::: Material for this exercise :::

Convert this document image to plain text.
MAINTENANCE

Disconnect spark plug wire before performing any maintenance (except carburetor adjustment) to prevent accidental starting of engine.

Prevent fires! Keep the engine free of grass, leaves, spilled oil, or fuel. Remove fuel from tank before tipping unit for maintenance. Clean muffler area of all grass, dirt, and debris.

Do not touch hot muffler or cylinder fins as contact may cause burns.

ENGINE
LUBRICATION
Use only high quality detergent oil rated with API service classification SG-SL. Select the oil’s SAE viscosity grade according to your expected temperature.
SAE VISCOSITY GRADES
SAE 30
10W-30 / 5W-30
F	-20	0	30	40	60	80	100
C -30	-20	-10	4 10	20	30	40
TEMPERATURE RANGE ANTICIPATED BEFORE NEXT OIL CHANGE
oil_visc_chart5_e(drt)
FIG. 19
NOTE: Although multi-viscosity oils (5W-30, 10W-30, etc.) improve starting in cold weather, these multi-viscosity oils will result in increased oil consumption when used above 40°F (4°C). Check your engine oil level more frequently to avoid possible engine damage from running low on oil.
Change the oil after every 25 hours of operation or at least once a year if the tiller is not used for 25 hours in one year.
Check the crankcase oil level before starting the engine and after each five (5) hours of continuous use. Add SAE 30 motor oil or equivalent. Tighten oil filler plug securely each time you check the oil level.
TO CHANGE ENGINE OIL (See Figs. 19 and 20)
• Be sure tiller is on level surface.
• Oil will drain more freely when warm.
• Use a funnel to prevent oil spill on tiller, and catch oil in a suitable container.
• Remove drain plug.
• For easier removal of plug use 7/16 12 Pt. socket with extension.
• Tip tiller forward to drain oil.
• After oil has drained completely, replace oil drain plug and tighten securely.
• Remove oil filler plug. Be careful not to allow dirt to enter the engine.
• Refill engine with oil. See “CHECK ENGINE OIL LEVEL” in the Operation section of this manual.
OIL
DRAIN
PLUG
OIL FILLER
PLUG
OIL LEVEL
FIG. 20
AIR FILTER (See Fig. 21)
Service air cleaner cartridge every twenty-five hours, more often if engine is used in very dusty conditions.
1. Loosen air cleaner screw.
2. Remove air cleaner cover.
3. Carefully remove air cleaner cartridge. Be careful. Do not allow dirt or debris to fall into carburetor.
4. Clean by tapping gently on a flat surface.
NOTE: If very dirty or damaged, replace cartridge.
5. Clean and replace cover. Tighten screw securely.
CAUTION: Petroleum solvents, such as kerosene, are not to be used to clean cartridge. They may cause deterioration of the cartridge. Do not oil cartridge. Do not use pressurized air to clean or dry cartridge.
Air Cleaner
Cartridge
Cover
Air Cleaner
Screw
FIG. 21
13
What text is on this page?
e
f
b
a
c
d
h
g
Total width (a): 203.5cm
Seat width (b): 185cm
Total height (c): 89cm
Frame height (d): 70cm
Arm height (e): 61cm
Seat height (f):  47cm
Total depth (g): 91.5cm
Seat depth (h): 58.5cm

:::

**Task statement:** Copy out the whole listing exactly; please set it all down.

**Task response:**
Convert this document image to plain text.
MAINTENANCE

Disconnect spark plug wire before performing any maintenance (except carburetor adjustment) to prevent accidental starting of engine.

Prevent fires! Keep the engine free of grass, leaves, spilled oil, or fuel. Remove fuel from tank before tipping unit for maintenance. Clean muffler area of all grass, dirt, and debris.

Do not touch hot muffler or cylinder fins as contact may cause burns.

ENGINE
LUBRICATION
Use only high quality detergent oil rated with API service classification SG-SL. Select the oil’s SAE viscosity grade according to your expected temperature.
SAE VISCOSITY GRADES
SAE 30
10W-30 / 5W-30
F	-20	0	30	40	60	80	100
C -30	-20	-10	4 10	20	30	40
TEMPERATURE RANGE ANTICIPATED BEFORE NEXT OIL CHANGE
oil_visc_chart5_e(drt)
FIG. 19
NOTE: Although multi-viscosity oils (5W-30, 10W-30, etc.) improve starting in cold weather, these multi-viscosity oils will result in increased oil consumption when used above 40°F (4°C). Check your engine oil level more frequently to avoid possible engine damage from running low on oil.
Change the oil after every 25 hours of operation or at least once a year if the tiller is not used for 25 hours in one year.
Check the crankcase oil level before starting the engine and after each five (5) hours of continuous use. Add SAE 30 motor oil or equivalent. Tighten oil filler plug securely each time you check the oil level.
TO CHANGE ENGINE OIL (See Figs. 19 and 20)
• Be sure tiller is on level surface.
• Oil will drain more freely when warm.
• Use a funnel to prevent oil spill on tiller, and catch oil in a suitable container.
• Remove drain plug.
• For easier removal of plug use 7/16 12 Pt. socket with extension.
• Tip tiller forward to drain oil.
• After oil has drained completely, replace oil drain plug and tighten securely.
• Remove oil filler plug. Be careful not to allow dirt to enter the engine.
• Refill engine with oil. See “CHECK ENGINE OIL LEVEL” in the Operation section of this manual.
OIL
DRAIN
PLUG
OIL FILLER
PLUG
OIL LEVEL
FIG. 20
AIR FILTER (See Fig. 21)
Service air cleaner cartridge every twenty-five hours, more often if engine is used in very dusty conditions.
1. Loosen air cleaner screw.
2. Remove air cleaner cover.
3. Carefully remove air cleaner cartridge. Be careful. Do not allow dirt or debris to fall into carburetor.
4. Clean by tapping gently on a flat surface.
NOTE: If very dirty or damaged, replace cartridge.
5. Clean and replace cover. Tighten screw securely.
CAUTION: Petroleum solvents, such as kerosene, are not to be used to clean cartridge. They may cause deterioration of the cartridge. Do not oil cartridge. Do not use pressurized air to clean or dry cartridge.
Air Cleaner
Cartridge
Cover
Air Cleaner
Screw
FIG. 21
13
What text is on this page?
e
f
b
a
c
d
h
g
Total width (a): 203.5cm
Seat width (b): 185cm
Total height (c): 89cm
Frame height (d): 70cm
Arm height (e): 61cm
Seat height (f):  47cm
Total depth (g): 91.5cm
Seat depth (h): 58.5cm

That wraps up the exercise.